--- TASK OBJECTIVE ---
Your task is to reproduce the material exactly.

--- DATA FOR PROCESSING ---
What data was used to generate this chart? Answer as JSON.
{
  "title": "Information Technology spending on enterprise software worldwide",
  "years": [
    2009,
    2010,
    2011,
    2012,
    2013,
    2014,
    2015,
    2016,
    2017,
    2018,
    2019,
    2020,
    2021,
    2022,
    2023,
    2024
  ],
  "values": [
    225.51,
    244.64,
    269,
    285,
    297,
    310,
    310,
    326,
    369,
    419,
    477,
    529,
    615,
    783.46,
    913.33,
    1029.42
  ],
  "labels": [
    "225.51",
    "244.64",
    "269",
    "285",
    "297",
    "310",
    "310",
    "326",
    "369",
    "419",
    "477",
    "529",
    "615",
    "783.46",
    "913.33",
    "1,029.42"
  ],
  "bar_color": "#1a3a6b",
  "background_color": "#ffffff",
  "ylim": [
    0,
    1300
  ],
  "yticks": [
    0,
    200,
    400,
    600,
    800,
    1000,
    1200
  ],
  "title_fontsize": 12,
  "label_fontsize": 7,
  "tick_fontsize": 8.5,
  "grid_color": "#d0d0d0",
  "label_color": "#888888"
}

--- SOLUTION BELOW ---
What data was used to generate this chart? Answer as JSON.
{
  "title": "Information Technology spending on enterprise software worldwide",
  "years": [
    2009,
    2010,
    2011,
    2012,
    2013,
    2014,
    2015,
    2016,
    2017,
    2018,
    2019,
    2020,
    2021,
    2022,
    2023,
    2024
  ],
  "values": [
    225.51,
    244.64,
    269,
    285,
    297,
    310,
    310,
    326,
    369,
    419,
    477,
    529,
    615,
    783.46,
    913.33,
    1029.42
  ],
  "labels": [
    "225.51",
    "244.64",
    "269",
    "285",
    "297",
    "310",
    "310",
    "326",
    "369",
    "419",
    "477",
    "529",
    "615",
    "783.46",
    "913.33",
    "1,029.42"
  ],
  "bar_color": "#1a3a6b",
  "background_color": "#ffffff",
  "ylim": [
    0,
    1300
  ],
  "yticks": [
    0,
    200,
    400,
    600,
    800,
    1000,
    1200
  ],
  "title_fontsize": 12,
  "label_fontsize": 7,
  "tick_fontsize": 8.5,
  "grid_color": "#d0d0d0",
  "label_color": "#888888"
}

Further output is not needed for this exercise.